## Selection
○ ○ ○ ○

I've already played Angband buttt... when I played it, I went into a shop, and then the filthy hobo drooled on me and made it impossible for me to move from the sop entrance.

John Mora
04-27-2009, 11:11 PM
Try Shiren the Wanderer.

marcus
04-27-2009, 11:13 PM
You can move diagonally. You can also kill the villagers with no penalty.

Anyways, for beginners I recommend straight up Rogue. It's simple, no extra rules or keys, and it's pretty straight forward.

Nethack is one of the more fun yet unfriendly roguelikes in terms of difficulty. There's a lot of subtle nuances to the game but it comes completely from experimentation (unless you cheat by reading a guide).

I don't like ADOM because I hate having to run through the game the exact same way since it uses a pregenerated world map but a lot of people swear by it. It's a complex game like Nethack but doesn't have the YASD (yet another stupid death) aspect where you take one step and die from a falling rock like NetHack.

Dungeon Crawl (and the Stone Soup variety) are closer to Diablo in the way you storm through dungeons and it's more combat oriented. It's also the only roguelike I know about where abilities come from race instead of class.

ToME is basically anime Angband. There's so much overpowered crap in that game it's ridiculous.

If you want a story roguelike, check out Legerdemain. It's a unique approach the design and it's pretty fun.

DoomRL is a remake of Doom as a roguelike and it's surprisingly good. Really, really good. Powder is another good "lunch break" roguelike in that it doesn't require much time to start and finish.

Play IVAN if you want to die. A lot. I don't think it's even possible to beat IVAN without cheating and the developer pretty much said he designed it to kill you. If you actually make it out of the first dungeon without losing a limb or having your equipment turn into bananas then consider yourself lucky.

Elona is a Japanese roguelike fully (mostly) translated. It's a lot more forgiving but wacky crap happens at every corner. My loli familiar got pregnant after drinking well water and gave birth to an alien that destroyed an entire village.

○ ○ ○ ○

## Requirements
[1] According to the roguelike discussion, which game is the only one the poster knows of where abilities come from race instead of class?
[2] Condense the paragraph of the roguelike discussion that begins "Play IVAN if you want to die" into a short bulleted list that keeps its main facts.
[3] Write the next part of the roguelike discussion, picking up right after its final sentence.

○ ○ ○ ○

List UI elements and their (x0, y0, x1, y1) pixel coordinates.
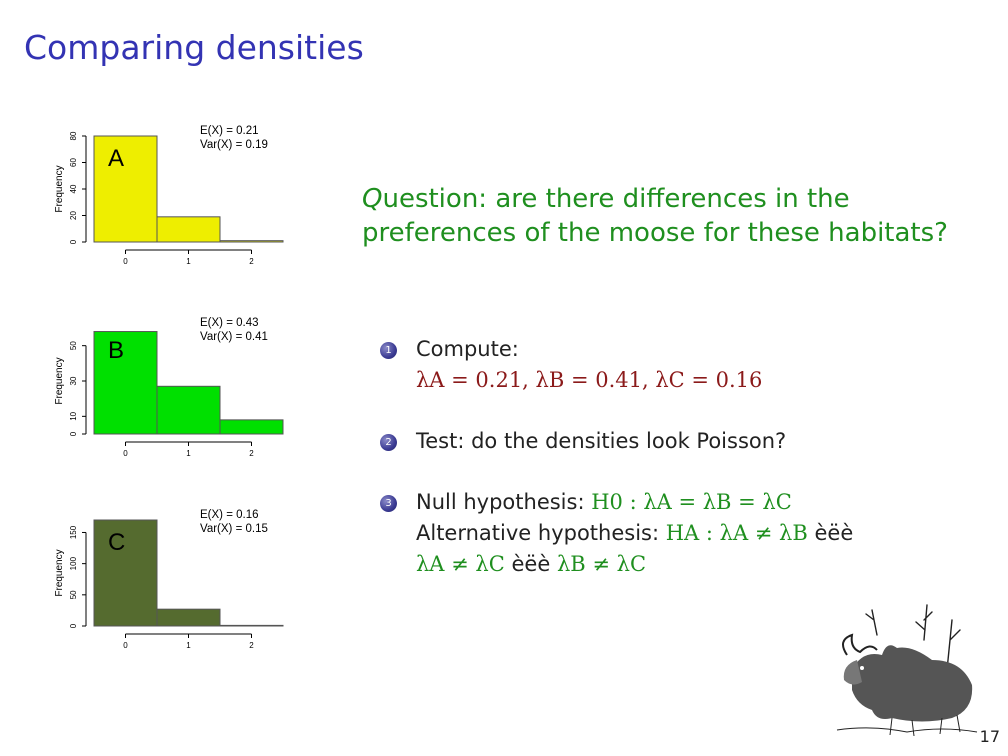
x-tick-label: 0 (123, 257, 128, 266)
expectation-label: E(X) = 0.16 (200, 509, 259, 521)
bullet-3: 3 (380, 495, 397, 512)
y-tick-label: 60 (69, 158, 78, 167)
y-tick-label: 50 (69, 590, 78, 599)
bullet-1: 1 (380, 342, 397, 359)
list-item-3: 3 Null hypothesis: H0 : λA = λB = λC Alt… (380, 487, 853, 580)
x-tick-label: 2 (249, 641, 254, 650)
alt-hypothesis-math-3: λB ≠ λC (556, 552, 647, 576)
item-1-math: λA = 0.21, λB = 0.41, λC = 0.16 (416, 368, 763, 392)
histogram-bar (93, 331, 158, 435)
variance-label: Var(X) = 0.41 (200, 331, 268, 343)
y-tick-label: 0 (69, 239, 78, 244)
item-1-label: Compute: (416, 337, 519, 361)
histogram-bar (156, 216, 221, 243)
histogram-a: Frequency 0 20 40 60 80 0 1 2 A E(X) = 0.21 Var(X) … (50, 120, 300, 280)
alt-hypothesis-math-1: HA : λA ≠ λB (665, 521, 808, 545)
histogram-bar (156, 608, 221, 627)
question-first-letter: Q (362, 184, 383, 214)
histogram-bar (156, 385, 221, 435)
y-tick-label: 40 (69, 184, 78, 193)
y-axis-label: Frequency (54, 165, 65, 212)
histogram-bar (219, 419, 284, 435)
x-tick-label: 1 (186, 641, 191, 650)
histogram-bar (219, 624, 284, 627)
null-hypothesis-math: H0 : λA = λB = λC (591, 490, 792, 514)
panel-letter: A (108, 145, 124, 172)
histogram-b: Frequency 0 10 30 50 0 1 2 B E(X) = 0.43 Var(X) = … (50, 312, 300, 472)
question-line1: uestion: are there differences in the (382, 184, 850, 214)
connector-1: èëè (814, 521, 854, 545)
histogram-bar (93, 519, 158, 627)
expectation-label: E(X) = 0.21 (200, 125, 259, 137)
x-tick-label: 0 (123, 641, 128, 650)
y-tick-label: 50 (69, 341, 78, 350)
y-tick-label: 0 (69, 431, 78, 436)
x-tick-label: 2 (249, 449, 254, 458)
variance-label: Var(X) = 0.19 (200, 139, 268, 151)
alt-hypothesis-label: Alternative hypothesis: (416, 521, 666, 545)
expectation-label: E(X) = 0.43 (200, 317, 259, 329)
y-tick-label: 10 (69, 411, 78, 420)
y-tick-label: 80 (69, 131, 78, 140)
x-tick-label: 1 (186, 449, 191, 458)
slide-title: Comparing densities (24, 28, 364, 67)
alt-hypothesis-math-2: λA ≠ λC (416, 552, 505, 576)
y-tick-label: 20 (69, 211, 78, 220)
y-tick-label: 0 (69, 623, 78, 628)
y-tick-label: 150 (69, 525, 78, 539)
y-axis-label: Frequency (54, 357, 65, 404)
y-tick-label: 100 (69, 556, 78, 570)
histogram-bar (93, 135, 158, 243)
null-hypothesis-label: Null hypothesis: (416, 490, 592, 514)
list-item-1: 1 Compute: λA = 0.21, λB = 0.41, λC = 0.… (380, 334, 762, 396)
histogram-bar (219, 240, 284, 243)
page-number: 17 (979, 727, 1000, 746)
y-tick-label: 30 (69, 376, 78, 385)
item-2-label: Test: do the densities look Poisson? (416, 429, 787, 453)
y-axis-label: Frequency (54, 549, 65, 596)
question-line2: preferences of the moose for these habit… (362, 218, 948, 248)
histogram-c: Frequency 0 50 100 150 0 1 2 C E(X) = 0.16 Var(X) … (50, 504, 300, 664)
x-tick-label: 0 (123, 449, 128, 458)
connector-2: èëè (511, 552, 551, 576)
panel-letter: C (108, 529, 125, 556)
question-text: Question: are there differences in the p… (362, 182, 948, 250)
moose-illustration-icon (836, 604, 978, 737)
panel-letter: B (108, 337, 124, 364)
list-item-2: 2 Test: do the densities look Poisson? (380, 426, 786, 457)
x-tick-label: 1 (186, 257, 191, 266)
bullet-2: 2 (380, 434, 397, 451)
x-tick-label: 2 (249, 257, 254, 266)
variance-label: Var(X) = 0.15 (200, 523, 268, 535)
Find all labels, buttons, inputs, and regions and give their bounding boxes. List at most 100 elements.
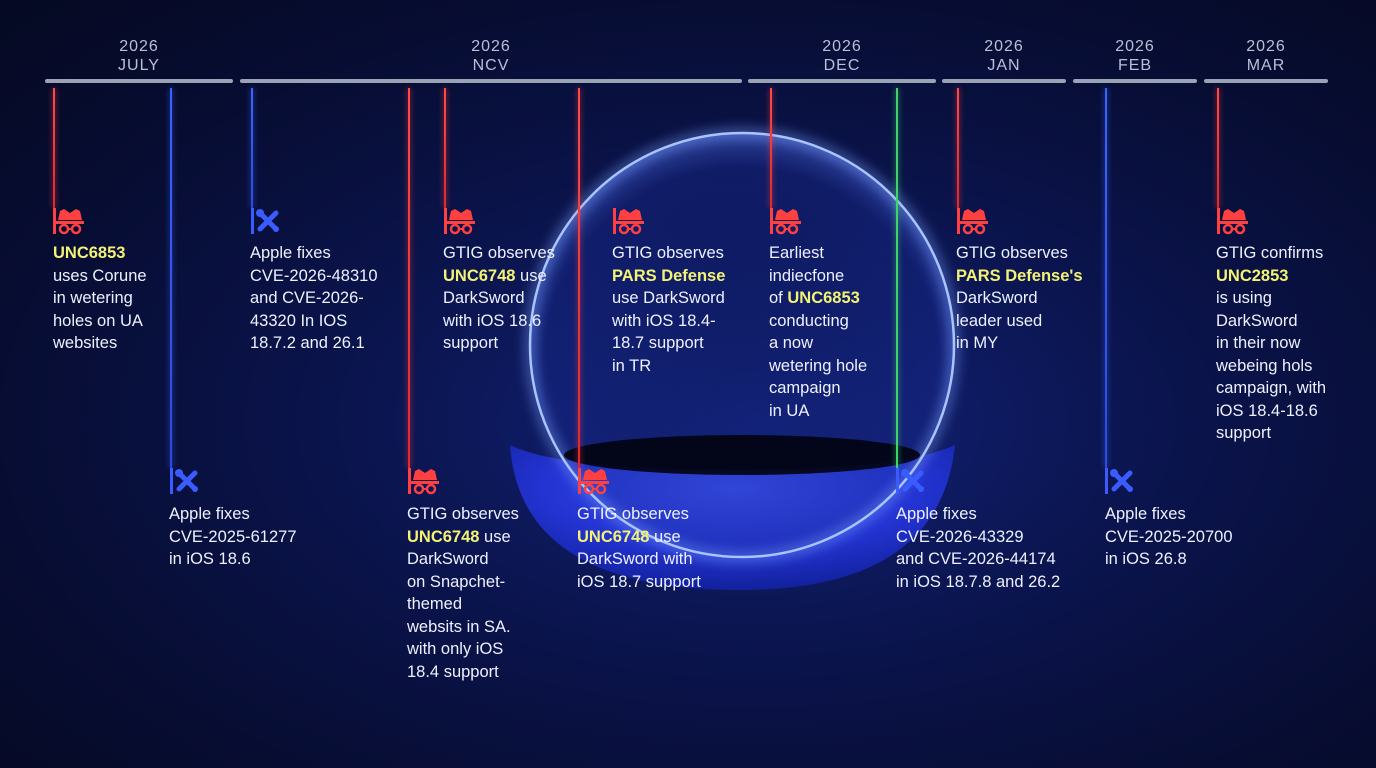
event-line: in wetering (53, 289, 133, 307)
event-line: Earliest (769, 244, 825, 262)
event-line: use DarkSword (612, 289, 725, 307)
event-line: in iOS 18.7.8 and 26.2 (896, 572, 1061, 591)
event-line: on Snapchet- (407, 572, 506, 591)
event-line: in TR (612, 356, 652, 375)
event-line: websites (53, 334, 118, 352)
event-line: 18.7.2 and 26.1 (250, 334, 365, 352)
event-line: in MY (956, 334, 999, 352)
event-line: CVE-2026-48310 (250, 266, 378, 285)
month-jan: 2026 JAN (942, 37, 1066, 83)
month-year: 2026 (1115, 38, 1155, 55)
event-unc6853-watering-holes: UNC6853 uses Corune in wetering holes on… (53, 242, 147, 355)
spy-icon (444, 208, 475, 235)
event-line: uses Corune (53, 266, 147, 285)
event-gtig-pars-defense-tr: GTIG observes PARS Defense use DarkSword… (612, 242, 725, 377)
event-line: webeing hols (1216, 356, 1313, 375)
event-line: DarkSword with (577, 550, 693, 568)
event-line: with iOS 18.4- (612, 311, 716, 330)
event-line: use (515, 266, 547, 285)
timeline-line (770, 88, 772, 208)
event-line: with only iOS (407, 640, 504, 658)
event-line: iOS 18.4-18.6 (1216, 401, 1318, 420)
actor-name: UNC6748 (443, 266, 516, 285)
timeline-line (957, 88, 959, 208)
actor-name: UNC6853 (53, 244, 126, 262)
actor-name: UNC6748 (577, 527, 650, 546)
event-line: campaign, with (1216, 379, 1327, 397)
event-earliest-unc6853: Earliest indiecfone of UNC6853 conductin… (769, 242, 867, 422)
tools-icon (896, 468, 924, 494)
event-line: and CVE-2026-44174 (896, 550, 1056, 568)
month-year: 2026 (471, 38, 511, 55)
event-gtig-unc6748-ios187: GTIG observes UNC6748 use DarkSword with… (577, 503, 701, 593)
month-name: MAR (1246, 57, 1286, 74)
event-line: is using (1216, 289, 1272, 307)
event-line: 43320 In IOS (250, 311, 348, 330)
actor-name: UNC2853 (1216, 266, 1289, 285)
event-line: a now (769, 334, 814, 352)
event-line: websits in SA. (407, 617, 511, 636)
event-line: themed (407, 595, 463, 613)
event-gtig-confirms-unc2853: GTIG confirms UNC2853 is using DarkSword… (1216, 242, 1326, 445)
event-line: and CVE-2026- (250, 289, 364, 307)
event-line: DarkSword (443, 289, 525, 307)
month-mar: 2026 MAR (1204, 37, 1328, 83)
event-line: GTIG observes (956, 244, 1068, 262)
month-dec: 2026 DEC (748, 37, 936, 83)
tools-icon (251, 208, 279, 234)
month-bar (748, 79, 936, 83)
event-gtig-pars-defense-my: GTIG observes PARS Defense's DarkSword l… (956, 242, 1083, 355)
event-line: support (1216, 424, 1272, 442)
event-apple-fix-2025-61277: Apple fixes CVE-2025-61277 in iOS 18.6 (169, 503, 297, 571)
month-bar (942, 79, 1066, 83)
actor-name: PARS Defense's (956, 266, 1083, 285)
event-line: GTIG observes (612, 244, 724, 262)
actor-name: PARS Defense (612, 266, 726, 285)
event-gtig-unc6748-snapchat: GTIG observes UNC6748 use DarkSword on S… (407, 503, 519, 683)
event-line: DarkSword (407, 550, 489, 568)
event-line: Apple fixes (169, 505, 250, 523)
event-line: GTIG observes (577, 505, 689, 523)
spy-icon (957, 208, 988, 235)
month-name: FEB (1117, 57, 1153, 74)
event-line: leader used (956, 311, 1043, 330)
timeline-line (896, 88, 898, 468)
month-year: 2026 (119, 38, 159, 55)
event-line: support (443, 334, 499, 352)
event-line: use (649, 527, 681, 546)
event-line: holes on UA (53, 311, 143, 330)
event-line: indiecfone (769, 266, 845, 285)
tools-icon (1105, 468, 1133, 494)
actor-name: UNC6748 (407, 527, 480, 546)
event-line: DarkSword (1216, 311, 1298, 330)
spy-icon (578, 468, 609, 495)
timeline-line (1217, 88, 1219, 208)
event-line: Apple fixes (250, 244, 331, 262)
event-apple-fix-1: Apple fixes CVE-2026-48310 and CVE-2026-… (250, 242, 378, 355)
month-name: DEC (823, 57, 861, 74)
month-year: 2026 (822, 38, 862, 55)
event-line: Apple fixes (1105, 505, 1186, 523)
timeline-line (578, 88, 580, 468)
timeline-line (444, 88, 446, 208)
event-apple-fix-43329: Apple fixes CVE-2026-43329 and CVE-2026-… (896, 503, 1060, 593)
event-apple-fix-2025-20700: Apple fixes CVE-2025-20700 in iOS 26.8 (1105, 503, 1233, 571)
event-line: CVE-2025-61277 (169, 527, 297, 546)
event-line: CVE-2025-20700 (1105, 527, 1233, 546)
timeline-line (1105, 88, 1107, 468)
event-line: DarkSword (956, 289, 1038, 307)
event-line: conducting (769, 311, 849, 330)
timeline-line (53, 88, 55, 208)
timeline-line (170, 88, 172, 468)
event-line: of (769, 289, 788, 307)
event-line: CVE-2026-43329 (896, 527, 1024, 546)
event-line: campaign (769, 379, 841, 397)
event-line: 18.7 support (612, 334, 704, 352)
spy-icon (1217, 208, 1248, 235)
timeline-line (408, 88, 410, 468)
event-line: Apple fixes (896, 505, 977, 523)
month-july: 2026 JULY (45, 37, 233, 83)
event-line: 18.4 support (407, 662, 499, 681)
month-feb: 2026 FEB (1073, 37, 1197, 83)
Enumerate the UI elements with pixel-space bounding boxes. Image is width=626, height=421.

○ ○ ○ ○

## Responses for each task
[1] Dungeon Crawl, including its Stone Soup variety.

[2]
- IVAN is recommended only for those who want to die a lot.
- The poster doubts it can be beaten without cheating.
- The developer has more or less said it was designed to kill the player.
- Getting out of the first dungeon without losing a limb or having your equipment turn into bananas counts as lucky.

[3]
Finally, Incursion is probably the most complicated roguelike. It follows the DnD 3.5 rules almost exactly and monsters have pretty decent intelligence in that they'll use the environment and all their abilities to kill you from afar before shredding you up close. It comes with a college textbook sized readme and a section that basically says "it's okay if you die in the first floor it's pretty normal."

Gustaff 13
04-28-2009, 12:00 AM
Azure Dreams.

Yeah. I said it.


And Spelunky, if it counts.

hitogoroshi
04-28-2009, 12:05 AM
Angband is one of the easiest roguelikes out there, I'd give it another shot.

Translucid
04-28-2009, 01:22 AM
Any of the Chocobo's Dungeon games I believe would be a pretty easy way to get into the sheer basics of roguelikes, while also being insanely cute.

John Mora
04-28-2009, 01:33 AM
Shireeeeeeeen

Red Dragon
04-28-2009, 01:38 AM
Isn't that a DS game?

John Mora
04-28-2009, 01:42 AM
Yeah, but it's a pretty mellow introduction.

Smurvis
04-28-2009, 06:31 AM
Ok, I thought I knew everything there was to know about all genres, but here I am learning something new.

What the HELL is a Roguelike?

Denmo
04-28-2009, 08:23 AM
Hmm. (http://lmgtfy.com/?q=Roguelike)

Translucid
04-28-2009, 11:29 AM
It's any game where you go around stealing people's powers by touching them.

John Mora
04-28-2009, 11:44 AM
It's any game where you go around stealing people's powers by touching them.

http://gremlindog.com/wordpress/wp-content/uploads/2008/11/rogue.jpg

marcus
04-28-2009, 11:48 AM
Ok, I thought I knew everything there was to know about all genres, but here I am learning something new.

What the HELL is a Roguelike?

Any game derived or mostly inspired by Rogue, a 1980 computer game by two college students. Unlike Dungeon (the first digital interactive roleplaying game) and pedit5/dnd (the first graphical roleplaying games), Rogue generated a random dungeon and scattered monsters and items across it allowing near infinite replay value. This made it hugely popular among college students until more refined, story based RPG's came out like Ultima and Wizardry (which went on to inspire Japanese console games Dragon Quest and Final Fantasy).

As Rogue became popular, people took the source code and made variants of it. These variants and all games like it are considered Roguelikes. Roguelikes generally contain the following qualifications to be considered a Roguelike

-Randomly generated content. Roguelikes are primarily about infinite replay value.
-Turn based gameplay. Every move counts as one turn. Roguelikes stress tactics and strategy over straight up hack and slash.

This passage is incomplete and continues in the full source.